◆ GIVEN INFORMATION:
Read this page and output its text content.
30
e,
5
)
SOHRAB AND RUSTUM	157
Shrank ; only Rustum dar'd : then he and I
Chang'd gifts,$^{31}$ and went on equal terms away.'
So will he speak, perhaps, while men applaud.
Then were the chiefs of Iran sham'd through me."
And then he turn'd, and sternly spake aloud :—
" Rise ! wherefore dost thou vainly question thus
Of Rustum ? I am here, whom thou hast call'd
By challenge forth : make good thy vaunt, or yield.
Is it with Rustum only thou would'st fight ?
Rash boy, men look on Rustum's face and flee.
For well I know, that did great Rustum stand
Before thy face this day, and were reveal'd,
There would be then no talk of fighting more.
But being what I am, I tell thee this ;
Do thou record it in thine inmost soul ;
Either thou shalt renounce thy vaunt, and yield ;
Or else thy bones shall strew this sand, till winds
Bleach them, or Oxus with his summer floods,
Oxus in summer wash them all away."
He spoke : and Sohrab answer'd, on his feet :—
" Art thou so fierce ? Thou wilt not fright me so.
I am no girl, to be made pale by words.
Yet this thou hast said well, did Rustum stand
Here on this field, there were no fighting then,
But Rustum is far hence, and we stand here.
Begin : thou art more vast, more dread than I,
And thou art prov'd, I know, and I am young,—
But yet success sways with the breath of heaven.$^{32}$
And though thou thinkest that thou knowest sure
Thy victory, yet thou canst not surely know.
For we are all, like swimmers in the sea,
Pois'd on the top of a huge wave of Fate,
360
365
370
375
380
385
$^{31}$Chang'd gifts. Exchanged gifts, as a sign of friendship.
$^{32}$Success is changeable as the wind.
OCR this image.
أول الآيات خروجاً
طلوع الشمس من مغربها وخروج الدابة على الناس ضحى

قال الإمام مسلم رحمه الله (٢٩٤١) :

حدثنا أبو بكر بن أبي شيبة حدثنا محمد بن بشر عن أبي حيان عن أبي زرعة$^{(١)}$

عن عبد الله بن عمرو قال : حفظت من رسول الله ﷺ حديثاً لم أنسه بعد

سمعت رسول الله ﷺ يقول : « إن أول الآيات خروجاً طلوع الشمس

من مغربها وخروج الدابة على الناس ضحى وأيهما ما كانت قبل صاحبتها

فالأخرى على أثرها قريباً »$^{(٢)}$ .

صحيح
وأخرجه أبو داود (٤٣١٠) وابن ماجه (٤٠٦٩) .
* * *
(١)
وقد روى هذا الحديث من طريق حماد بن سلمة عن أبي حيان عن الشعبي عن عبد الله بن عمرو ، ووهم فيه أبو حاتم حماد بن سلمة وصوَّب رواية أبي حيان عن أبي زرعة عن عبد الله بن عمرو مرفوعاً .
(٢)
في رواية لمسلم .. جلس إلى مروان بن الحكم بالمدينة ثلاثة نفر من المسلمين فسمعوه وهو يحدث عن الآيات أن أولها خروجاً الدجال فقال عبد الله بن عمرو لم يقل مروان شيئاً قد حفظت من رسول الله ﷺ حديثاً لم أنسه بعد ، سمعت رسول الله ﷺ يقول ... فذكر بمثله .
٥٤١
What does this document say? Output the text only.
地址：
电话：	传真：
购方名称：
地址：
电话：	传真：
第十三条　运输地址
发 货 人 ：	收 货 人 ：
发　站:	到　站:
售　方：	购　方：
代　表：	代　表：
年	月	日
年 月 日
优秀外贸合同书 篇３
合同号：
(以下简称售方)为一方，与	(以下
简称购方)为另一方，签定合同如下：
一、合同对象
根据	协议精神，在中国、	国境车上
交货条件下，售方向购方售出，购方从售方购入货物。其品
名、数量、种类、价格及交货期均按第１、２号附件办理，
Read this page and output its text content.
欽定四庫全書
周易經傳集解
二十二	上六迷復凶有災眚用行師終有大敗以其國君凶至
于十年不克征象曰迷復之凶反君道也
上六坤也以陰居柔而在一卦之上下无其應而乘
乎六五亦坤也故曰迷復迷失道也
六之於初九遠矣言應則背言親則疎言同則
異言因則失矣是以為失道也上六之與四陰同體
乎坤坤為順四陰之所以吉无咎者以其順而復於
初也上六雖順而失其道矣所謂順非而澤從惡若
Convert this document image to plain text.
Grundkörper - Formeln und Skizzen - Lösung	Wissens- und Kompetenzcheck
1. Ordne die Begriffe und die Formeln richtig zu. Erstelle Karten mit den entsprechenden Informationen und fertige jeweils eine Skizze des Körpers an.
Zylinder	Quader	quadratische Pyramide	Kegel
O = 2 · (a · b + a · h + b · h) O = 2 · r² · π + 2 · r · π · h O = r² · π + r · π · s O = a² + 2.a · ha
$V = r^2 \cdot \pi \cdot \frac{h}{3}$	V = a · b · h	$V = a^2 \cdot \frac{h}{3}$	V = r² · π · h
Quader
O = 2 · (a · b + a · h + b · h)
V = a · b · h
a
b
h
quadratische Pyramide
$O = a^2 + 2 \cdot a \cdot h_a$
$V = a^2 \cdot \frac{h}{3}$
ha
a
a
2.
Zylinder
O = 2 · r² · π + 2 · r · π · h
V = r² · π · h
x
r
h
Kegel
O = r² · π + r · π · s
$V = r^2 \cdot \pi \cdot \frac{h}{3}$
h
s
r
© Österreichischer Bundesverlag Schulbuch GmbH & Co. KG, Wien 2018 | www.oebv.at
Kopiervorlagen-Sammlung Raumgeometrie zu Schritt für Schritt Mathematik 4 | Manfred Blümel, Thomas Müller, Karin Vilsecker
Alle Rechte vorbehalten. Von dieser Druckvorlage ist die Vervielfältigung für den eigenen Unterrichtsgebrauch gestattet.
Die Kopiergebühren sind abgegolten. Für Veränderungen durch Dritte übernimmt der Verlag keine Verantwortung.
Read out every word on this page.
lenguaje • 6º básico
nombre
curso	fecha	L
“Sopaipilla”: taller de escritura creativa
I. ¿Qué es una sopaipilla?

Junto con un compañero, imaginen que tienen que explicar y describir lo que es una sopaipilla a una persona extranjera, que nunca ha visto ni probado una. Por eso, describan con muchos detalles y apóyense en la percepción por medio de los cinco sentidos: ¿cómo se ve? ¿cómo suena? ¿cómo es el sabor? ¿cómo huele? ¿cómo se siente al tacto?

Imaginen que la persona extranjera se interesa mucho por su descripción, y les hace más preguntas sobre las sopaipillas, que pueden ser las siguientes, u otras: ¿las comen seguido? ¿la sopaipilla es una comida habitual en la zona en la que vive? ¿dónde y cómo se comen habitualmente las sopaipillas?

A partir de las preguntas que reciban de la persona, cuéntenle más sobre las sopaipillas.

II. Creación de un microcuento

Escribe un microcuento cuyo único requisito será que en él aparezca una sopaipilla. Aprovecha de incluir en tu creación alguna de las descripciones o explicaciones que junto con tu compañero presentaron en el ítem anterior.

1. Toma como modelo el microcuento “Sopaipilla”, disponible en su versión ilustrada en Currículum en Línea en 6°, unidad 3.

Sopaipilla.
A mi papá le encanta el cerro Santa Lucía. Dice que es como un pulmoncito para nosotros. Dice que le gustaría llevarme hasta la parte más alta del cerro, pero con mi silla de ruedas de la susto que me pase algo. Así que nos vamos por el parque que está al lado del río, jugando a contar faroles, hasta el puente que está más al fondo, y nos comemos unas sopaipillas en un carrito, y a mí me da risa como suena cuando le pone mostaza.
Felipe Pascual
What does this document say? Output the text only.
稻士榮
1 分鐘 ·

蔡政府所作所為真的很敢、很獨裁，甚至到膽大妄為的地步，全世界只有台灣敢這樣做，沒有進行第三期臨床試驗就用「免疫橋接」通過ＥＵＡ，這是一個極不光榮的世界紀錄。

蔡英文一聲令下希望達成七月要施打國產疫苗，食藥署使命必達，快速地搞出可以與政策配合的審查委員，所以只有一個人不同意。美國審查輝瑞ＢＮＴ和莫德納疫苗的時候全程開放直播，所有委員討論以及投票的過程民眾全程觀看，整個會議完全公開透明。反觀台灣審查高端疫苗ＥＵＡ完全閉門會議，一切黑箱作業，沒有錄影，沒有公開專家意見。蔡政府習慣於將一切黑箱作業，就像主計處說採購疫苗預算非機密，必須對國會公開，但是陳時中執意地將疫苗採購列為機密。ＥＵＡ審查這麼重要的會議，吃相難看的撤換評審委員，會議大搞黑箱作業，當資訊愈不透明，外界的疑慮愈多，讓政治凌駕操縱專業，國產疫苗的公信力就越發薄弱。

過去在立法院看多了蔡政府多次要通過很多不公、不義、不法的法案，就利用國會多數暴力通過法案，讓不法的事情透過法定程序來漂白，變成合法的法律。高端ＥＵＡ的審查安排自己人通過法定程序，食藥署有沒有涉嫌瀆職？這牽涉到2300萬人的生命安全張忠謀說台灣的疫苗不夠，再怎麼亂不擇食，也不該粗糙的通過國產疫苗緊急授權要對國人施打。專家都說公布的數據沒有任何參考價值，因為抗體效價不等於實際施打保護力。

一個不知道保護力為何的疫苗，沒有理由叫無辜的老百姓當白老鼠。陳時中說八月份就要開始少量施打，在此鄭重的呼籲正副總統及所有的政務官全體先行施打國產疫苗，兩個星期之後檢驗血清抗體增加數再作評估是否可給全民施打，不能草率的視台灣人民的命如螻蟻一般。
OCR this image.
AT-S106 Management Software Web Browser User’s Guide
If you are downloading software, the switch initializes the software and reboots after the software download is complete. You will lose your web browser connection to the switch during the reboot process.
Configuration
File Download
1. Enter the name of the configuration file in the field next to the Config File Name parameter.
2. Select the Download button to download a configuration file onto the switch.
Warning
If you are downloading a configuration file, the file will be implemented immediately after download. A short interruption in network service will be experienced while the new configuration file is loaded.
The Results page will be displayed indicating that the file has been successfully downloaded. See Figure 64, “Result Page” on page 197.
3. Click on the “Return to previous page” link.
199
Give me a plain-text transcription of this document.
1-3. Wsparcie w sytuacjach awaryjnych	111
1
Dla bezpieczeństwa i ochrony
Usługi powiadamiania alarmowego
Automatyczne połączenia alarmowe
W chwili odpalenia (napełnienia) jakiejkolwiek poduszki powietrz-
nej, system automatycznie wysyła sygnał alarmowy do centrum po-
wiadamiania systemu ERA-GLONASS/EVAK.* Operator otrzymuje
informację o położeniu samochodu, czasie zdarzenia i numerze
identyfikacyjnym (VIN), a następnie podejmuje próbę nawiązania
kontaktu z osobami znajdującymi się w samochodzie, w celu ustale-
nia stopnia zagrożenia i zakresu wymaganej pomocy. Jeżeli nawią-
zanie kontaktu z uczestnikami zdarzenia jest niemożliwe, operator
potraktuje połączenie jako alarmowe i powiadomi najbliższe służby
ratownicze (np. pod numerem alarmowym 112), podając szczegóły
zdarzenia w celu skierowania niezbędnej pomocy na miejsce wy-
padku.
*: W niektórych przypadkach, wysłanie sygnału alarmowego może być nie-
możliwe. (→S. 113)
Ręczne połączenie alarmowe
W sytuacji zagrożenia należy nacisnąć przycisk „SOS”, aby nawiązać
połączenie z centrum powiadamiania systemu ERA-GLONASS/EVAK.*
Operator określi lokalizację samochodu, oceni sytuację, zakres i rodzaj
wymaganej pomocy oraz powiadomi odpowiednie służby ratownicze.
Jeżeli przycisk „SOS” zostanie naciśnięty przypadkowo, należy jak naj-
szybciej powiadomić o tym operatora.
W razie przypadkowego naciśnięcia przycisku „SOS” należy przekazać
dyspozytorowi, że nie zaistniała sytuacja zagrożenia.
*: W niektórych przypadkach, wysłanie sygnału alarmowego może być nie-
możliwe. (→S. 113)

◆ STATED TASK: Check each line of the entries for the string "cdot". Copy the lines that have it.

◆ RESULT:
$V = r^2 \cdot \pi \cdot \frac{h}{3}$	V = a · b · h	$V = a^2 \cdot \frac{h}{3}$	V = r² · π · h
$O = a^2 + 2 \cdot a \cdot h_a$
$V = a^2 \cdot \frac{h}{3}$
$V = r^2 \cdot \pi \cdot \frac{h}{3}$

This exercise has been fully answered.